## What you will do
Count the lines of the material that contain the string "chart", matching case exactly. Reply with the number only.

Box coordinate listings
▬▬▬▬▬▬
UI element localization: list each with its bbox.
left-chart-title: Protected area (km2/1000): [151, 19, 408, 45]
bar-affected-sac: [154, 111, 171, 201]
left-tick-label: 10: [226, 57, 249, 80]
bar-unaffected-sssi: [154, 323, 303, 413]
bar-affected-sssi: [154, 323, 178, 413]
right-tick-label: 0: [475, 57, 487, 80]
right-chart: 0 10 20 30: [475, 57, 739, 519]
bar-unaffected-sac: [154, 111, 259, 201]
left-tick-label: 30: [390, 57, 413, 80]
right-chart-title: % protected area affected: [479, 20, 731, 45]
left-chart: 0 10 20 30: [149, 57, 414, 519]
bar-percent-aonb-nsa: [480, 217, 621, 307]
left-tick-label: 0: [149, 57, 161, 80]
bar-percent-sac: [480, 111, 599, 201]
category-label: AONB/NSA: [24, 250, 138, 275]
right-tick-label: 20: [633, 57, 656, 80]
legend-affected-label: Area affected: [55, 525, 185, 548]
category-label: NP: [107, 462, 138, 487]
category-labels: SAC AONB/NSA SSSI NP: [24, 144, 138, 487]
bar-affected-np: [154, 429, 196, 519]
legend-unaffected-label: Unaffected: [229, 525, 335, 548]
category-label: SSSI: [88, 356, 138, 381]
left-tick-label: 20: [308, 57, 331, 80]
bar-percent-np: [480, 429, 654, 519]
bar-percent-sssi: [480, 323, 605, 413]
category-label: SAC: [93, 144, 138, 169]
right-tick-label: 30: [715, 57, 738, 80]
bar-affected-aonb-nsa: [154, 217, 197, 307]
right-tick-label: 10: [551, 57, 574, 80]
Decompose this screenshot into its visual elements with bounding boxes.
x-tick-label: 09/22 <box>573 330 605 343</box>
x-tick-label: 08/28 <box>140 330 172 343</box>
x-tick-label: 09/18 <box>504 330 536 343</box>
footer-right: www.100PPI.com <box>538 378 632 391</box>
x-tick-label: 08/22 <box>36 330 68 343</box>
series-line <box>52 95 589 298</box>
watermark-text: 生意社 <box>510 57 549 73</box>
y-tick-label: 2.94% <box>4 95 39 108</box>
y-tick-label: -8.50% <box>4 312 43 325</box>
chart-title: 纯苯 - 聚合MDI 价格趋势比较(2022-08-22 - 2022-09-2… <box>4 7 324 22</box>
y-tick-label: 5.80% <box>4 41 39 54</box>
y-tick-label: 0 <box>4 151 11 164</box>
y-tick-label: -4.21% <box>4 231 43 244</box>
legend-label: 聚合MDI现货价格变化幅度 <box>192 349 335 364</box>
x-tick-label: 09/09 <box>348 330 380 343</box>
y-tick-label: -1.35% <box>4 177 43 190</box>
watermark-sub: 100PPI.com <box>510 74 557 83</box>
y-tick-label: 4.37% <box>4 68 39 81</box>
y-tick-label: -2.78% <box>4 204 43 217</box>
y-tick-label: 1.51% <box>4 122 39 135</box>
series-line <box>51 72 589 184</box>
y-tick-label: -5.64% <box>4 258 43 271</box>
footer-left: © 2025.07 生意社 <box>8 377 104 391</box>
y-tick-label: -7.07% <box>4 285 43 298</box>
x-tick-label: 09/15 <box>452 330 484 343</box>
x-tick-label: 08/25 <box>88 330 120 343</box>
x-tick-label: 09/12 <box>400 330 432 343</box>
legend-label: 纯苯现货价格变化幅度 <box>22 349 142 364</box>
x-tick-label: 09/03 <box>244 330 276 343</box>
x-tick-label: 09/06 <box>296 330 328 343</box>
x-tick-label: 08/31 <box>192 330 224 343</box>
▬▬▬▬▬▬
## Answer to the exercise
5